What is expected: Pick out every line holding the string "requests" and copy it.

Collection entries

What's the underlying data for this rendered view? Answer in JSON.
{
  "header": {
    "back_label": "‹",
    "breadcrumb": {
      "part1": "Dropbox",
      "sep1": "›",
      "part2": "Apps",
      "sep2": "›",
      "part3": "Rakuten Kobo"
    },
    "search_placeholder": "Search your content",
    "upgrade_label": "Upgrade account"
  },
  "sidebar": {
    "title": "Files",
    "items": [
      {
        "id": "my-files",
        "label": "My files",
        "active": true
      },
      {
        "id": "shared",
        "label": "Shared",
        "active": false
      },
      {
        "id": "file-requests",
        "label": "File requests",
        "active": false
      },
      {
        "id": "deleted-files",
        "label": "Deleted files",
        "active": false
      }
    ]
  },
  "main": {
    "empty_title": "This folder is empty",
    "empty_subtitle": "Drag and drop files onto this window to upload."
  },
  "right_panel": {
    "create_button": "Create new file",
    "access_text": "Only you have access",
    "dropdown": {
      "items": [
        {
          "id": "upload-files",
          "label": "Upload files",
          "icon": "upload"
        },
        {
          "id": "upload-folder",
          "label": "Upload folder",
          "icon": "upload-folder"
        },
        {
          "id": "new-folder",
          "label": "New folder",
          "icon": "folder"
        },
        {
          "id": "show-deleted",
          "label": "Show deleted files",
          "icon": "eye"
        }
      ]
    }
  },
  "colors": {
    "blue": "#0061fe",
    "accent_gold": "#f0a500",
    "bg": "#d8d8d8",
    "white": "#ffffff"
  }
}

==

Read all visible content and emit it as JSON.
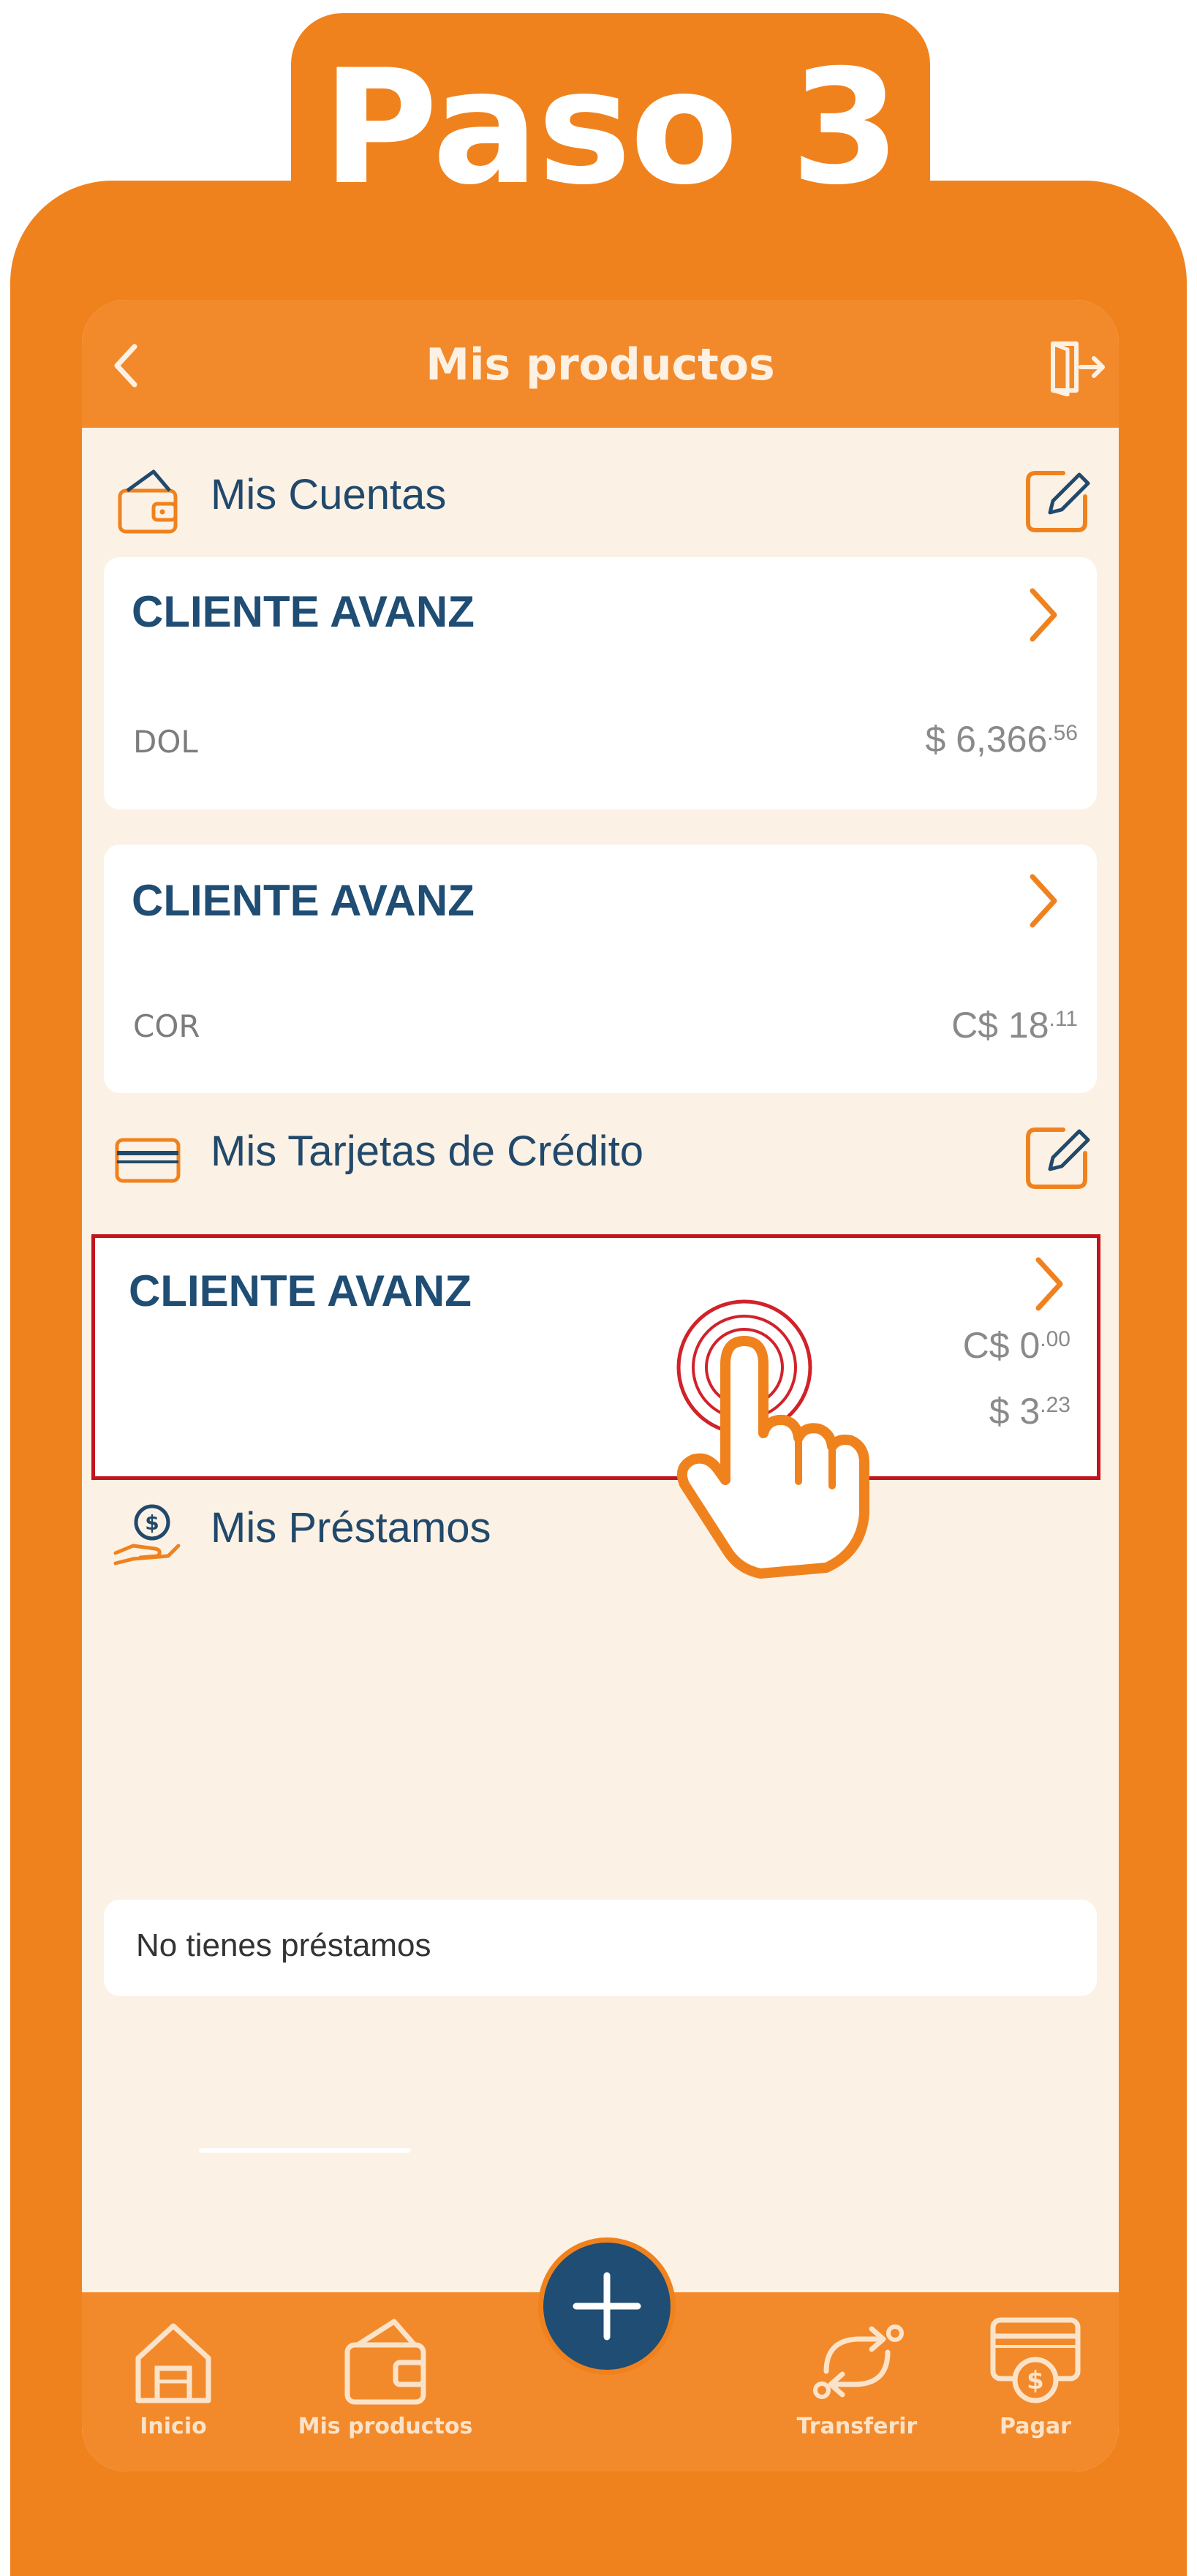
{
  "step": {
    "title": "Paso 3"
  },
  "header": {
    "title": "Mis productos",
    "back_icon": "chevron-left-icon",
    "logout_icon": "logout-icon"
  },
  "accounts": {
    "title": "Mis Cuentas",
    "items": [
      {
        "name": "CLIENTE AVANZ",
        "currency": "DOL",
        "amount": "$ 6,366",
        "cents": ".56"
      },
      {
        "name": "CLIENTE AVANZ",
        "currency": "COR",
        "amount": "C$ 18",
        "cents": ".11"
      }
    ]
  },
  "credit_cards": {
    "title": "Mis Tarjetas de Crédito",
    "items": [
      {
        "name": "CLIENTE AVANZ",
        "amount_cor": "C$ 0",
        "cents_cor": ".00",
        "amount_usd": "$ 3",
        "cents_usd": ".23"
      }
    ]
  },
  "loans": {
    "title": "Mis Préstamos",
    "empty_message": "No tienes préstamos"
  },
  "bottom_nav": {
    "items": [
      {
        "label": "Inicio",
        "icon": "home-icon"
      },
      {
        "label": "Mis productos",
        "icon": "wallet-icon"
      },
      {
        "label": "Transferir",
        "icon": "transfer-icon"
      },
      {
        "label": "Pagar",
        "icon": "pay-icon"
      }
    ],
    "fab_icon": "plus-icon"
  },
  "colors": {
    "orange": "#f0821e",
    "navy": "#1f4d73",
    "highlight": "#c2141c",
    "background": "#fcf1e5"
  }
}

Response:
        "id": "file-requests",
        "label": "File requests",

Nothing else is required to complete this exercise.